■ **Task requirements**
Reproduce the listing below line for line, with nothing altered.

■ **Material for this exercise**
+++
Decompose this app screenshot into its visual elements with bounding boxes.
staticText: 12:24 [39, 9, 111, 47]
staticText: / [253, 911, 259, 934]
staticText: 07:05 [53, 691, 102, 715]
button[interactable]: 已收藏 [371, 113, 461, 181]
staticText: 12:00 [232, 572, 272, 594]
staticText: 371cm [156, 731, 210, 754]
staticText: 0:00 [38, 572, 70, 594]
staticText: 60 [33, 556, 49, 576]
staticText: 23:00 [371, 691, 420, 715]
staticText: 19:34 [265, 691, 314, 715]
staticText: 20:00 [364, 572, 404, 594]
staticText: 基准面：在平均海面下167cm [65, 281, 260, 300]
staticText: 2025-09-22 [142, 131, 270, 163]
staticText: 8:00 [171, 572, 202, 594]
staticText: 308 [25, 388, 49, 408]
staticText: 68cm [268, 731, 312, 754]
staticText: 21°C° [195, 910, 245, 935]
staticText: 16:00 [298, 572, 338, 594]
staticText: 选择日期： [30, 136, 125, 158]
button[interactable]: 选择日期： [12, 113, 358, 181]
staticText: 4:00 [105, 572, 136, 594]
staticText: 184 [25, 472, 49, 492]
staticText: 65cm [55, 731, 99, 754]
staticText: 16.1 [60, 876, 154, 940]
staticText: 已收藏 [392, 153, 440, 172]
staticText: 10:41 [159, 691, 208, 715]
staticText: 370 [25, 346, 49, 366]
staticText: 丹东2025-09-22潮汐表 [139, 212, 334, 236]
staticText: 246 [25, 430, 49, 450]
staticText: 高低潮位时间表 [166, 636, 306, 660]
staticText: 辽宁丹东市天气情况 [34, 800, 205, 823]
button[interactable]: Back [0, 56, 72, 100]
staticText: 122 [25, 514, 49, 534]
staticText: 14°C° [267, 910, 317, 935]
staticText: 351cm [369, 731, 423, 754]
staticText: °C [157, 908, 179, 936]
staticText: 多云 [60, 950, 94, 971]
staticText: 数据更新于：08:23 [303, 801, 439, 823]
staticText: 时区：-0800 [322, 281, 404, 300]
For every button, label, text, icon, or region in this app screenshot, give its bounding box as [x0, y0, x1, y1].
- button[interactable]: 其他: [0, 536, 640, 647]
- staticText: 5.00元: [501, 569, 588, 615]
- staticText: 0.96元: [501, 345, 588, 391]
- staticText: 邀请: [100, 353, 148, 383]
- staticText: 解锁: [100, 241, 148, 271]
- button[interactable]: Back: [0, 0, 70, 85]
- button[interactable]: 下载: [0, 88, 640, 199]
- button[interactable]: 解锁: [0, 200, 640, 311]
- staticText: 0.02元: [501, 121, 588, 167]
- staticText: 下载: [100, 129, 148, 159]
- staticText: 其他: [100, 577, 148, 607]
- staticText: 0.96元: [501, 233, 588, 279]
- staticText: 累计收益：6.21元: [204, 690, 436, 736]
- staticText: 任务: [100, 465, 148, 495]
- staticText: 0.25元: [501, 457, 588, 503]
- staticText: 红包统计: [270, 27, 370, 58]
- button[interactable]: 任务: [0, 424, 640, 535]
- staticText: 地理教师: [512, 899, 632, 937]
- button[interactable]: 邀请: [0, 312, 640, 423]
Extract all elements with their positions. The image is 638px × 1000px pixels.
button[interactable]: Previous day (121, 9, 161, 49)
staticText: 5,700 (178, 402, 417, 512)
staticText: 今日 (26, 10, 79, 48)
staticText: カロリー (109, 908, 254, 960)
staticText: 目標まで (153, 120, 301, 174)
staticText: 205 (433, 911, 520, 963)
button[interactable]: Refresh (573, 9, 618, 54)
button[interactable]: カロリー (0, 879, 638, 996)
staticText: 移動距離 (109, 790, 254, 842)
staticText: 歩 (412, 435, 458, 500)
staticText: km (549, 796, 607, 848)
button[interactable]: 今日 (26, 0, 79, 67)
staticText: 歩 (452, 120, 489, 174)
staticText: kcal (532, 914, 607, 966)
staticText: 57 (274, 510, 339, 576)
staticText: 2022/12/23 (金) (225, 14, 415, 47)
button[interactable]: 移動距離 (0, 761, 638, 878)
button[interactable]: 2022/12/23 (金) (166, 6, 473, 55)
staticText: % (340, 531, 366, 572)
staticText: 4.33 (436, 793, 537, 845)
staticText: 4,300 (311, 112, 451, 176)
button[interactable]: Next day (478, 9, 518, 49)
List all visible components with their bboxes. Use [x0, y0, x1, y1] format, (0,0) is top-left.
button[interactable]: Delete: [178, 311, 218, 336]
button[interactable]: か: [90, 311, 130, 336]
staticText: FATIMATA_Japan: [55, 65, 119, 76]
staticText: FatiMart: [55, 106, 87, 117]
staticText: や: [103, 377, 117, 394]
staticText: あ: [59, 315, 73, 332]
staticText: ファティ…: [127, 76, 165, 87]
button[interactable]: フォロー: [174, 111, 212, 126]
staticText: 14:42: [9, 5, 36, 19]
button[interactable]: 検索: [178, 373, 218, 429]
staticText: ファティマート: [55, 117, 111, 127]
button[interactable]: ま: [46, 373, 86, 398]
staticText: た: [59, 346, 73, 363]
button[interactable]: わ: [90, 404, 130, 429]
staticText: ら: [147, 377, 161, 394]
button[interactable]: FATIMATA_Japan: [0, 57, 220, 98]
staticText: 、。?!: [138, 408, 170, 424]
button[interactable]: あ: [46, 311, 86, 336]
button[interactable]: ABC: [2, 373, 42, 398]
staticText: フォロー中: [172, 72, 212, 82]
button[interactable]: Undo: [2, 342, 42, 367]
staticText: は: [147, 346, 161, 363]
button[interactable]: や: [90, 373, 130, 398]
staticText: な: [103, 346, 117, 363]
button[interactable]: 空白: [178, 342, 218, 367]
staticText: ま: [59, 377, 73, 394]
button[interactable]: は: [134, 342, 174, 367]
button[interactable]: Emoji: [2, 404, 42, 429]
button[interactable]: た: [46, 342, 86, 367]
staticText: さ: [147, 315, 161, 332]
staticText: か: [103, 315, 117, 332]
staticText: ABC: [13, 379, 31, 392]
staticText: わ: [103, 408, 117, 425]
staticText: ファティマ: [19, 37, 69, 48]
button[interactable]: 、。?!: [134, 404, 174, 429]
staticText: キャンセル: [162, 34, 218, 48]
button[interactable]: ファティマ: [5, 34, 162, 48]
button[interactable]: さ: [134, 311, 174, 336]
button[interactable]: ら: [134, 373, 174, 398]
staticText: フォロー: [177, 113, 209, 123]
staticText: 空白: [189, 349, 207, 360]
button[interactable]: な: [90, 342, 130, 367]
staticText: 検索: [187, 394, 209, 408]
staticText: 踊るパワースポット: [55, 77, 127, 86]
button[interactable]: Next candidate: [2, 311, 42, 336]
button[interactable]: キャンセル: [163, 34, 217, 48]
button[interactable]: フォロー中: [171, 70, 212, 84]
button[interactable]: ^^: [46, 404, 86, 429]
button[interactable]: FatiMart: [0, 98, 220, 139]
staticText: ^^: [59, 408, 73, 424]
+++
■ **Exercise solution**
Decompose this app screenshot into its visual elements with bounding boxes.
staticText: 12:24 [39, 9, 111, 47]
staticText: / [253, 911, 259, 934]
staticText: 07:05 [53, 691, 102, 715]
button[interactable]: 已收藏 [371, 113, 461, 181]
staticText: 12:00 [232, 572, 272, 594]
staticText: 371cm [156, 731, 210, 754]
staticText: 0:00 [38, 572, 70, 594]
staticText: 60 [33, 556, 49, 576]
staticText: 23:00 [371, 691, 420, 715]
staticText: 19:34 [265, 691, 314, 715]
staticText: 20:00 [364, 572, 404, 594]
staticText: 基准面：在平均海面下167cm [65, 281, 260, 300]
staticText: 2025-09-22 [142, 131, 270, 163]
staticText: 8:00 [171, 572, 202, 594]
staticText: 308 [25, 388, 49, 408]
staticText: 68cm [268, 731, 312, 754]
staticText: 21°C° [195, 910, 245, 935]
staticText: 16:00 [298, 572, 338, 594]
staticText: 选择日期： [30, 136, 125, 158]
button[interactable]: 选择日期： [12, 113, 358, 181]
staticText: 4:00 [105, 572, 136, 594]
staticText: 184 [25, 472, 49, 492]
staticText: 65cm [55, 731, 99, 754]
staticText: 16.1 [60, 876, 154, 940]
staticText: 已收藏 [392, 153, 440, 172]
staticText: 10:41 [159, 691, 208, 715]
staticText: 370 [25, 346, 49, 366]
staticText: 丹东2025-09-22潮汐表 [139, 212, 334, 236]
staticText: 246 [25, 430, 49, 450]
staticText: 高低潮位时间表 [166, 636, 306, 660]
staticText: 辽宁丹东市天气情况 [34, 800, 205, 823]
button[interactable]: Back [0, 56, 72, 100]
staticText: 122 [25, 514, 49, 534]
staticText: 14°C° [267, 910, 317, 935]
staticText: 351cm [369, 731, 423, 754]
staticText: °C [157, 908, 179, 936]
staticText: 多云 [60, 950, 94, 971]
staticText: 数据更新于：08:23 [303, 801, 439, 823]
staticText: 时区：-0800 [322, 281, 404, 300]
For every button, label, text, icon, or region in this app screenshot, give its bounding box as [x0, y0, x1, y1].
- button[interactable]: 其他: [0, 536, 640, 647]
- staticText: 5.00元: [501, 569, 588, 615]
- staticText: 0.96元: [501, 345, 588, 391]
- staticText: 邀请: [100, 353, 148, 383]
- staticText: 解锁: [100, 241, 148, 271]
- button[interactable]: Back: [0, 0, 70, 85]
- button[interactable]: 下载: [0, 88, 640, 199]
- button[interactable]: 解锁: [0, 200, 640, 311]
- staticText: 0.02元: [501, 121, 588, 167]
- staticText: 下载: [100, 129, 148, 159]
- staticText: 其他: [100, 577, 148, 607]
- staticText: 0.96元: [501, 233, 588, 279]
- staticText: 累计收益：6.21元: [204, 690, 436, 736]
- staticText: 任务: [100, 465, 148, 495]
- staticText: 0.25元: [501, 457, 588, 503]
- staticText: 红包统计: [270, 27, 370, 58]
- button[interactable]: 任务: [0, 424, 640, 535]
- staticText: 地理教师: [512, 899, 632, 937]
- button[interactable]: 邀请: [0, 312, 640, 423]
Extract all elements with their positions. The image is 638px × 1000px pixels.
button[interactable]: Previous day (121, 9, 161, 49)
staticText: 5,700 (178, 402, 417, 512)
staticText: 今日 (26, 10, 79, 48)
staticText: カロリー (109, 908, 254, 960)
staticText: 目標まで (153, 120, 301, 174)
staticText: 205 (433, 911, 520, 963)
button[interactable]: Refresh (573, 9, 618, 54)
button[interactable]: カロリー (0, 879, 638, 996)
staticText: 移動距離 (109, 790, 254, 842)
staticText: 歩 (412, 435, 458, 500)
staticText: km (549, 796, 607, 848)
button[interactable]: 今日 (26, 0, 79, 67)
staticText: 歩 (452, 120, 489, 174)
staticText: kcal (532, 914, 607, 966)
staticText: 57 (274, 510, 339, 576)
staticText: 2022/12/23 (金) (225, 14, 415, 47)
button[interactable]: 移動距離 (0, 761, 638, 878)
button[interactable]: 2022/12/23 (金) (166, 6, 473, 55)
staticText: % (340, 531, 366, 572)
staticText: 4.33 (436, 793, 537, 845)
staticText: 4,300 (311, 112, 451, 176)
button[interactable]: Next day (478, 9, 518, 49)
List all visible components with their bboxes. Use [x0, y0, x1, y1] format, (0,0) is top-left.
button[interactable]: Delete: [178, 311, 218, 336]
button[interactable]: か: [90, 311, 130, 336]
staticText: FATIMATA_Japan: [55, 65, 119, 76]
staticText: FatiMart: [55, 106, 87, 117]
staticText: や: [103, 377, 117, 394]
staticText: あ: [59, 315, 73, 332]
staticText: ファティ…: [127, 76, 165, 87]
button[interactable]: フォロー: [174, 111, 212, 126]
staticText: 14:42: [9, 5, 36, 19]
button[interactable]: 検索: [178, 373, 218, 429]
staticText: ファティマート: [55, 117, 111, 127]
button[interactable]: ま: [46, 373, 86, 398]
staticText: た: [59, 346, 73, 363]
button[interactable]: わ: [90, 404, 130, 429]
staticText: ら: [147, 377, 161, 394]
button[interactable]: FATIMATA_Japan: [0, 57, 220, 98]
staticText: 、。?!: [138, 408, 170, 424]
button[interactable]: あ: [46, 311, 86, 336]
button[interactable]: ABC: [2, 373, 42, 398]
staticText: フォロー中: [172, 72, 212, 82]
button[interactable]: Undo: [2, 342, 42, 367]
staticText: は: [147, 346, 161, 363]
button[interactable]: や: [90, 373, 130, 398]
staticText: な: [103, 346, 117, 363]
button[interactable]: 空白: [178, 342, 218, 367]
staticText: ま: [59, 377, 73, 394]
button[interactable]: は: [134, 342, 174, 367]
button[interactable]: Emoji: [2, 404, 42, 429]
button[interactable]: た: [46, 342, 86, 367]
staticText: さ: [147, 315, 161, 332]
staticText: か: [103, 315, 117, 332]
staticText: ABC: [13, 379, 31, 392]
staticText: わ: [103, 408, 117, 425]
staticText: ファティマ: [19, 37, 69, 48]
button[interactable]: 、。?!: [134, 404, 174, 429]
staticText: キャンセル: [162, 34, 218, 48]
button[interactable]: ファティマ: [5, 34, 162, 48]
button[interactable]: さ: [134, 311, 174, 336]
button[interactable]: ら: [134, 373, 174, 398]
staticText: フォロー: [177, 113, 209, 123]
staticText: 空白: [189, 349, 207, 360]
button[interactable]: な: [90, 342, 130, 367]
staticText: 検索: [187, 394, 209, 408]
staticText: 踊るパワースポット: [55, 77, 127, 86]
button[interactable]: Next candidate: [2, 311, 42, 336]
button[interactable]: キャンセル: [163, 34, 217, 48]
button[interactable]: フォロー中: [171, 70, 212, 84]
button[interactable]: ^^: [46, 404, 86, 429]
button[interactable]: FatiMart: [0, 98, 220, 139]
staticText: ^^: [59, 408, 73, 424]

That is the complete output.